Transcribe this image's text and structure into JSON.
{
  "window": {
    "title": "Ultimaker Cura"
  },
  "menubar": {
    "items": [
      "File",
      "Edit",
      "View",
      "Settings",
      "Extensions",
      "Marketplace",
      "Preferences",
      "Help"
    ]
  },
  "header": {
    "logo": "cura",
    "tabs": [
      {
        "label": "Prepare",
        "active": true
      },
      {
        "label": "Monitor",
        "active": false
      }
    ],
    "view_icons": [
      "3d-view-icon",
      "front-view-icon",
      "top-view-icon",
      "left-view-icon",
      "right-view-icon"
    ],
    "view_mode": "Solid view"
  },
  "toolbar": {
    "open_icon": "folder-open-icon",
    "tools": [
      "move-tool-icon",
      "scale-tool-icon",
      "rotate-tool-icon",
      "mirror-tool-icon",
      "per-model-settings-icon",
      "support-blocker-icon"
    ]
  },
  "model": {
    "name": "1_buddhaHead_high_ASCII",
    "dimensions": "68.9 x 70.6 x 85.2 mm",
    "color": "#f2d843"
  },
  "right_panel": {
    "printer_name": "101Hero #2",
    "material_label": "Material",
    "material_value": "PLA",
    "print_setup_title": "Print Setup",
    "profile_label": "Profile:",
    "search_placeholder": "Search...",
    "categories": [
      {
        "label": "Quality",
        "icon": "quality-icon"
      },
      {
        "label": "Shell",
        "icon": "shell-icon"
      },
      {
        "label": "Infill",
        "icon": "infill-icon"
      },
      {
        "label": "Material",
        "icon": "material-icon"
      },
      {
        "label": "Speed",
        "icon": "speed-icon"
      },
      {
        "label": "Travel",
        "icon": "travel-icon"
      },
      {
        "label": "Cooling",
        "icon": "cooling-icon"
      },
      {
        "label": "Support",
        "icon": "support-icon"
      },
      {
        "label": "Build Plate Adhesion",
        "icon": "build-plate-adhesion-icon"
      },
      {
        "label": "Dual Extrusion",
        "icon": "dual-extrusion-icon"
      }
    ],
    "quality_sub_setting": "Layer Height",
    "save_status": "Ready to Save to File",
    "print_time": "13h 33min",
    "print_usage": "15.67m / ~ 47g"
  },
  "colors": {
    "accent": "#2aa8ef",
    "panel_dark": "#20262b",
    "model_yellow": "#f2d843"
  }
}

--

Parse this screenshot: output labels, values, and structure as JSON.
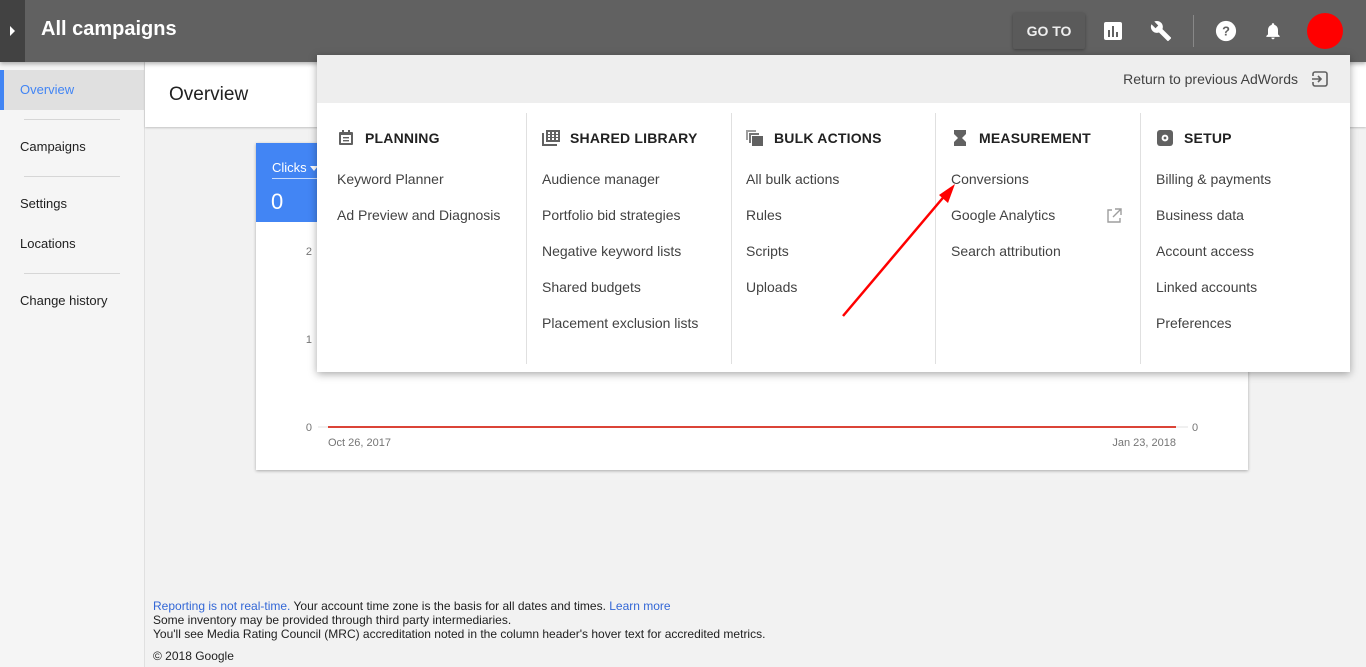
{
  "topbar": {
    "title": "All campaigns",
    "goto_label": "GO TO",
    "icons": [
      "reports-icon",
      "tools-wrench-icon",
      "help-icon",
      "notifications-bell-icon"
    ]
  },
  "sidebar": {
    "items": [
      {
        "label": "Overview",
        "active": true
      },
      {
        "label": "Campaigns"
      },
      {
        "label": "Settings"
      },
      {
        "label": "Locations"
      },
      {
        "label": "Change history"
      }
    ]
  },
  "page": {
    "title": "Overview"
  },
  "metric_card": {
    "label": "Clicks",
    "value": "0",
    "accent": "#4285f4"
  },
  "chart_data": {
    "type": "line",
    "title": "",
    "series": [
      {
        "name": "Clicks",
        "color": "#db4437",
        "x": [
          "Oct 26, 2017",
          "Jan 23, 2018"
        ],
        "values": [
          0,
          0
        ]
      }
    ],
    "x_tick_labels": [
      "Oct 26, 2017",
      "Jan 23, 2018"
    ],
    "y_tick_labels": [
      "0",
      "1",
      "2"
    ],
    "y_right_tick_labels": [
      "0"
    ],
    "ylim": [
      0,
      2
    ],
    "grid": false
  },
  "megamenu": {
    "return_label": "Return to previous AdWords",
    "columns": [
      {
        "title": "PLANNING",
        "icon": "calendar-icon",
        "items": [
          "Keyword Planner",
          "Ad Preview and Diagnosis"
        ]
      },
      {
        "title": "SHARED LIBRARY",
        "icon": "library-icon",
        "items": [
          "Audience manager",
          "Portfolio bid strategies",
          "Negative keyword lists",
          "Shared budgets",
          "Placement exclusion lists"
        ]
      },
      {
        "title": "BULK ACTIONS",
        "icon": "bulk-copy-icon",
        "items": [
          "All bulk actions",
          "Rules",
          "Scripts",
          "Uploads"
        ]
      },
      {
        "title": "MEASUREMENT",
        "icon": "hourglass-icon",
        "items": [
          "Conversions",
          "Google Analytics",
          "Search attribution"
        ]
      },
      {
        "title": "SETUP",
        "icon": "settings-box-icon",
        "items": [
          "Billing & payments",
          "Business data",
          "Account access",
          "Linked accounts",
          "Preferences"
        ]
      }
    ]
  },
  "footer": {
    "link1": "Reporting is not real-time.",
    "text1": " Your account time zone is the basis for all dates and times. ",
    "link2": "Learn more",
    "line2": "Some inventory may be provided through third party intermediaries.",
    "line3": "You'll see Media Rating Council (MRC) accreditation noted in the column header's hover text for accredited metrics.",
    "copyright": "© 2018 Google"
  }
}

• [WHAT YOU ARE ASKED TO DO] Every line containing the string "this" must be listed.

• [WRITTEN RESPONSE]
Transcribe this image's text and structure into JSON.
Parse this screenshot: output labels, values, and structure as JSON.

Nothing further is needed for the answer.